▸ The problem: Quote the listing below in its entirety, omitting every image.

# # # # # # #

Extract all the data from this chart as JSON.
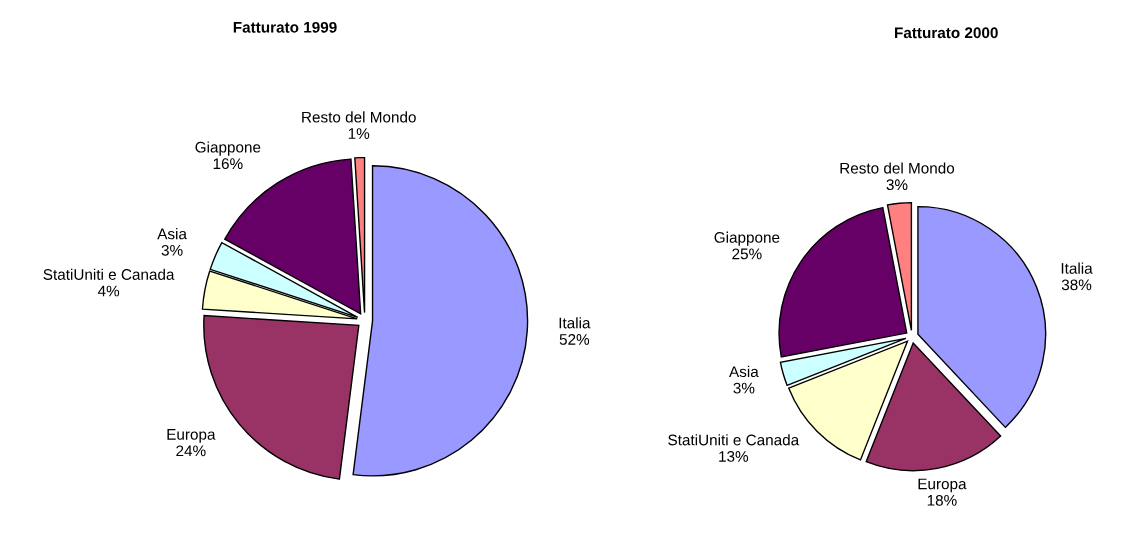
{
  "chart_data": [
    {
      "type": "pie",
      "title": "Fatturato 1999",
      "categories": [
        "Italia",
        "Europa",
        "StatiUniti e Canada",
        "Asia",
        "Giappone",
        "Resto del Mondo"
      ],
      "values": [
        52,
        24,
        4,
        3,
        16,
        1
      ],
      "value_labels": [
        "52%",
        "24%",
        "4%",
        "3%",
        "16%",
        "1%"
      ],
      "colors": [
        "#9999ff",
        "#993366",
        "#ffffcc",
        "#ccffff",
        "#660066",
        "#ff8080"
      ]
    },
    {
      "type": "pie",
      "title": "Fatturato 2000",
      "categories": [
        "Italia",
        "Europa",
        "StatiUniti e Canada",
        "Asia",
        "Giappone",
        "Resto del Mondo"
      ],
      "values": [
        38,
        18,
        13,
        3,
        25,
        3
      ],
      "value_labels": [
        "38%",
        "18%",
        "13%",
        "3%",
        "25%",
        "3%"
      ],
      "colors": [
        "#9999ff",
        "#993366",
        "#ffffcc",
        "#ccffff",
        "#660066",
        "#ff8080"
      ]
    }
  ]
}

# # # # # # #

▸ Correct answer:
Extract all the data from this chart as JSON.
{
  "chart_data": [
    {
      "type": "pie",
      "title": "Fatturato 1999",
      "categories": [
        "Italia",
        "Europa",
        "StatiUniti e Canada",
        "Asia",
        "Giappone",
        "Resto del Mondo"
      ],
      "values": [
        52,
        24,
        4,
        3,
        16,
        1
      ],
      "value_labels": [
        "52%",
        "24%",
        "4%",
        "3%",
        "16%",
        "1%"
      ],
      "colors": [
        "#9999ff",
        "#993366",
        "#ffffcc",
        "#ccffff",
        "#660066",
        "#ff8080"
      ]
    },
    {
      "type": "pie",
      "title": "Fatturato 2000",
      "categories": [
        "Italia",
        "Europa",
        "StatiUniti e Canada",
        "Asia",
        "Giappone",
        "Resto del Mondo"
      ],
      "values": [
        38,
        18,
        13,
        3,
        25,
        3
      ],
      "value_labels": [
        "38%",
        "18%",
        "13%",
        "3%",
        "25%",
        "3%"
      ],
      "colors": [
        "#9999ff",
        "#993366",
        "#ffffcc",
        "#ccffff",
        "#660066",
        "#ff8080"
      ]
    }
  ]
}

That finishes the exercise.